┌──
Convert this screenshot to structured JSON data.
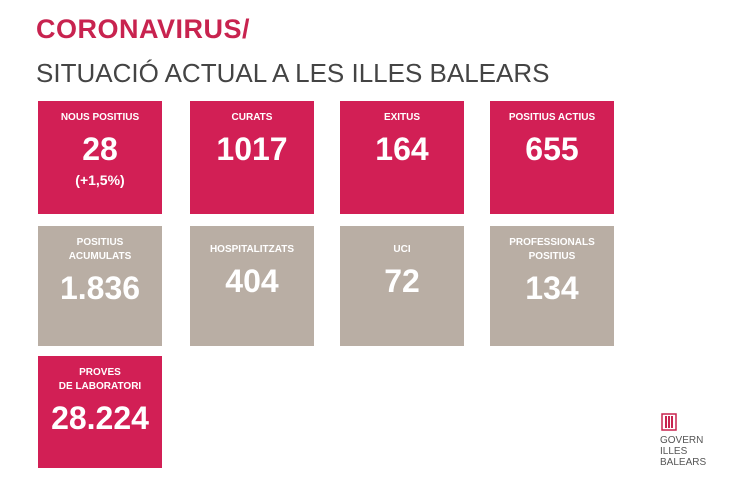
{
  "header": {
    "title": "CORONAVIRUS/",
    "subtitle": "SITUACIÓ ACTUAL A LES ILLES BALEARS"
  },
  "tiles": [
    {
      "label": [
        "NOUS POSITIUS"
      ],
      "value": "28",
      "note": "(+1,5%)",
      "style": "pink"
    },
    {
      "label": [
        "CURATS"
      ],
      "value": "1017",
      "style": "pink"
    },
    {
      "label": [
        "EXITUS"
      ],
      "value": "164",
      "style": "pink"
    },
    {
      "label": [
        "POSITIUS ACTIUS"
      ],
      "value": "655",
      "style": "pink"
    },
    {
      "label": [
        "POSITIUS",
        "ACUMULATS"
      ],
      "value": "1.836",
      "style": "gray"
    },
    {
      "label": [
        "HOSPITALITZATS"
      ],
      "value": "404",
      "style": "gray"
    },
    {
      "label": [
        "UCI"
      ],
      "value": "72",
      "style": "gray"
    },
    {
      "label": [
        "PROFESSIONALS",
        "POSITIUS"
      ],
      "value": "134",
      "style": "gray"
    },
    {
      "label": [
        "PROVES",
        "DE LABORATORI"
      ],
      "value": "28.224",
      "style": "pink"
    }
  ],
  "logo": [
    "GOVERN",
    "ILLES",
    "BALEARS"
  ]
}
└──
* _Task description_
Output the data above in full and exactly, with every image left out.

* _Answer section_
Convert this screenshot to structured JSON data.
{
  "header": {
    "title": "CORONAVIRUS/",
    "subtitle": "SITUACIÓ ACTUAL A LES ILLES BALEARS"
  },
  "tiles": [
    {
      "label": [
        "NOUS POSITIUS"
      ],
      "value": "28",
      "note": "(+1,5%)",
      "style": "pink"
    },
    {
      "label": [
        "CURATS"
      ],
      "value": "1017",
      "style": "pink"
    },
    {
      "label": [
        "EXITUS"
      ],
      "value": "164",
      "style": "pink"
    },
    {
      "label": [
        "POSITIUS ACTIUS"
      ],
      "value": "655",
      "style": "pink"
    },
    {
      "label": [
        "POSITIUS",
        "ACUMULATS"
      ],
      "value": "1.836",
      "style": "gray"
    },
    {
      "label": [
        "HOSPITALITZATS"
      ],
      "value": "404",
      "style": "gray"
    },
    {
      "label": [
        "UCI"
      ],
      "value": "72",
      "style": "gray"
    },
    {
      "label": [
        "PROFESSIONALS",
        "POSITIUS"
      ],
      "value": "134",
      "style": "gray"
    },
    {
      "label": [
        "PROVES",
        "DE LABORATORI"
      ],
      "value": "28.224",
      "style": "pink"
    }
  ],
  "logo": [
    "GOVERN",
    "ILLES",
    "BALEARS"
  ]
}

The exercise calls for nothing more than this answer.